Structured figure records
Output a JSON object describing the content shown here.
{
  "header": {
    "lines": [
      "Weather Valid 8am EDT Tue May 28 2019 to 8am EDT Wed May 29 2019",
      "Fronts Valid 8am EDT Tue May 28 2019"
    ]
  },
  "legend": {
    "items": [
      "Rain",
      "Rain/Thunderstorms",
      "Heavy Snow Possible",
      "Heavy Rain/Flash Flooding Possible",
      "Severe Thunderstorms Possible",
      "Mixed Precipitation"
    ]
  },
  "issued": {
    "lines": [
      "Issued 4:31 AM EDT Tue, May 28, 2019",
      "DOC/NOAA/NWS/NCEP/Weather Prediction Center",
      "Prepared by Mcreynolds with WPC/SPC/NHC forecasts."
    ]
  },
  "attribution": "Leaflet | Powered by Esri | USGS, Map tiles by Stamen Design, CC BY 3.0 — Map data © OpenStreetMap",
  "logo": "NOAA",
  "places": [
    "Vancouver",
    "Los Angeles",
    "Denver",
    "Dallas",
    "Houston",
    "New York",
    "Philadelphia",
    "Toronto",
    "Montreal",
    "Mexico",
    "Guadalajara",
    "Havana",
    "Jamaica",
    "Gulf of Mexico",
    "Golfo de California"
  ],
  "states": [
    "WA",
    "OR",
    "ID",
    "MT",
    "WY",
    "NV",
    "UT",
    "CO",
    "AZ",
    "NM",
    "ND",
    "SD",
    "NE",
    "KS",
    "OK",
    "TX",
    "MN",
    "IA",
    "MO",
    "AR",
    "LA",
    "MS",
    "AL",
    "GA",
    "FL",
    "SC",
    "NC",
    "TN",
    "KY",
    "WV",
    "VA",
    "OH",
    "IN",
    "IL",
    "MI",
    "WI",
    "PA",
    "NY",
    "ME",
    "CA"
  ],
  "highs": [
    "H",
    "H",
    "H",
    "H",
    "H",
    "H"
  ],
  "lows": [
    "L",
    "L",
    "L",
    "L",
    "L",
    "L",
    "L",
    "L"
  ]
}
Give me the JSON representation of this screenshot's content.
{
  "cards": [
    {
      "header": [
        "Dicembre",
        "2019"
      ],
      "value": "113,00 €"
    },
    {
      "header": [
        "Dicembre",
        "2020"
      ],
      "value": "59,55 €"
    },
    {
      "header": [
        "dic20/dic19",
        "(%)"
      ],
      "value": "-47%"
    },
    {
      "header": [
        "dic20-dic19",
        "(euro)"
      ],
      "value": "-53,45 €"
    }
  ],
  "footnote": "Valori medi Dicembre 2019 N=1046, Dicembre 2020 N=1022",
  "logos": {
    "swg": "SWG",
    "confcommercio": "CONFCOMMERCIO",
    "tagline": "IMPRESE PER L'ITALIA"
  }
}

SET EXERCISE: Using the records above, copy each line that contains "Possible".

FULL ANSWER:
      "Heavy Snow Possible",
      "Heavy Rain/Flash Flooding Possible",
      "Severe Thunderstorms Possible",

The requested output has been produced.